- TEXT PASSAGE -
14. More significant are wrong textual readings. A mistaken seu at line 20 was allowed to persist in the 1673 edition, NOTE 16 and other textual problems remain unaltered. Besides Warton’s substitution of ceu for seu, I have introduced three further new readings into the text, for reasons discussed in commentary notes: vult for volet at 169, and Arestoride for Aristoride at 185, and authoresque addit for authoresque additit at 215. In sum, the 1673 text scarcely seems superior to its predecessor: at least regarding this poem, the longest and most important in the collection, it appears to stand in the same relation to the 1645 one as an apograph manuscript does to its exemplar, which is to say it lacks any independent evidentiary value. And of course the mechanical repetition of Nunc primum Edita on the 1673 title page seems to torpedo any idea that this is an edition of any independent merit save for the new material it contains.

[Data entries]

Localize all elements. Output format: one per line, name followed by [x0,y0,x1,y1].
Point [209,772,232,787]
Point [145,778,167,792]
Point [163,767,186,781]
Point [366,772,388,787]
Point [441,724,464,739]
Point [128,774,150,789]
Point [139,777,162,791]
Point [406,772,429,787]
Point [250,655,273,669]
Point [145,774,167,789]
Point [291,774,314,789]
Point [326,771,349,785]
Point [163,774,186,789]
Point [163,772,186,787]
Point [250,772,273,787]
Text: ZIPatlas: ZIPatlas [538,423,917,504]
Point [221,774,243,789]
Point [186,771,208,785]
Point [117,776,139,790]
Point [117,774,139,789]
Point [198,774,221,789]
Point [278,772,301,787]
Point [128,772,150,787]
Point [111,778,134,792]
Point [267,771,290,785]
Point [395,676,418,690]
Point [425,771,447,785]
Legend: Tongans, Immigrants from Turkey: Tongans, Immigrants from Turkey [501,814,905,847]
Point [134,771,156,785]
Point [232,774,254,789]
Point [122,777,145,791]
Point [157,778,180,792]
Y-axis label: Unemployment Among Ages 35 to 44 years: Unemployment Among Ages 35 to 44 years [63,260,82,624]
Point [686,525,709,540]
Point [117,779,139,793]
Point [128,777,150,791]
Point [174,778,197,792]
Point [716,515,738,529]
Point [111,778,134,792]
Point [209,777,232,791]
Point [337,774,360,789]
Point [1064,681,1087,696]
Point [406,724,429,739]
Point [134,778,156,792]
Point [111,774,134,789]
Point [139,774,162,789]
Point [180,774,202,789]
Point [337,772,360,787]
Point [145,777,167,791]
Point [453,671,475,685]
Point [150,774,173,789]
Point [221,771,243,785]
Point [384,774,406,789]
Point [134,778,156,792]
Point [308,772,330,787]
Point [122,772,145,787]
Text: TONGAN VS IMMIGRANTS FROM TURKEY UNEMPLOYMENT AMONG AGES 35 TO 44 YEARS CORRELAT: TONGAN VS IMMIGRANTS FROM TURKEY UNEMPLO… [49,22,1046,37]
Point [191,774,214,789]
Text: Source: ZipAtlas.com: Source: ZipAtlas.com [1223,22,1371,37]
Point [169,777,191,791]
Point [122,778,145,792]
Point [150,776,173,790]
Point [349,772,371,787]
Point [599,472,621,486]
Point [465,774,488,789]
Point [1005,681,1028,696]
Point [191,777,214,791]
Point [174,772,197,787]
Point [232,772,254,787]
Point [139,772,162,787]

- TASKS AND EXERCISES -
a – Copy out the data entries exactly, everything from the start of the data entries down to the line containing "Point [250,772,273,787]", with both ends included.
b – Continue the passage on the textual readings of the 1673 edition from the point where it ends.

- ANSWERS TO THE EXERCISES -
a –
Localize all elements. Output format: one per line, name followed by [x0,y0,x1,y1].
Point [209,772,232,787]
Point [145,778,167,792]
Point [163,767,186,781]
Point [366,772,388,787]
Point [441,724,464,739]
Point [128,774,150,789]
Point [139,777,162,791]
Point [406,772,429,787]
Point [250,655,273,669]
Point [145,774,167,789]
Point [291,774,314,789]
Point [326,771,349,785]
Point [163,774,186,789]
Point [163,772,186,787]
Point [250,772,273,787]

b –
15. Of the several annotated editions of Milton’s poetry I have seen, that of Carey and Fowler has proven most useful for my purposes; the reader will see that I have drawn on it liberally. But I must take this opportunity to challenge one remark in another edition commonly used as a textbook in many universities, including my own. In introducing the present poem, Merritt Y. Hughes wrote “In the universities [November 5] was celebrated with epic poems like Milton’s and the longer and even more bitterly anti-papal Locustae and Apollyonists of Phineas Fletcher (1627).” NOTE 17 While there does exist some Latin poetry written for recitation at collegiate bun-fights, I am unaware of any evidence (in the form, for example, of college account-books) that In Quintum Novembris was written in connection with such academic celebrations, for example as a recitation piece, as Hughes’ words might seem to imply.
spacer16. Subsequente to the appearance of this edition, in 2013, Professor Karl Maurer has been kind enough to supply me with some notes on the text of the poem, and I it is with gratitude that I have made a few alterations based on his observations.



NOTE 1 Reproduced in John Milton’s Complete Poetical Works Reproduced in Photographic Facsimile (ed. Fletcher Harris Francis, Urbana, 1943).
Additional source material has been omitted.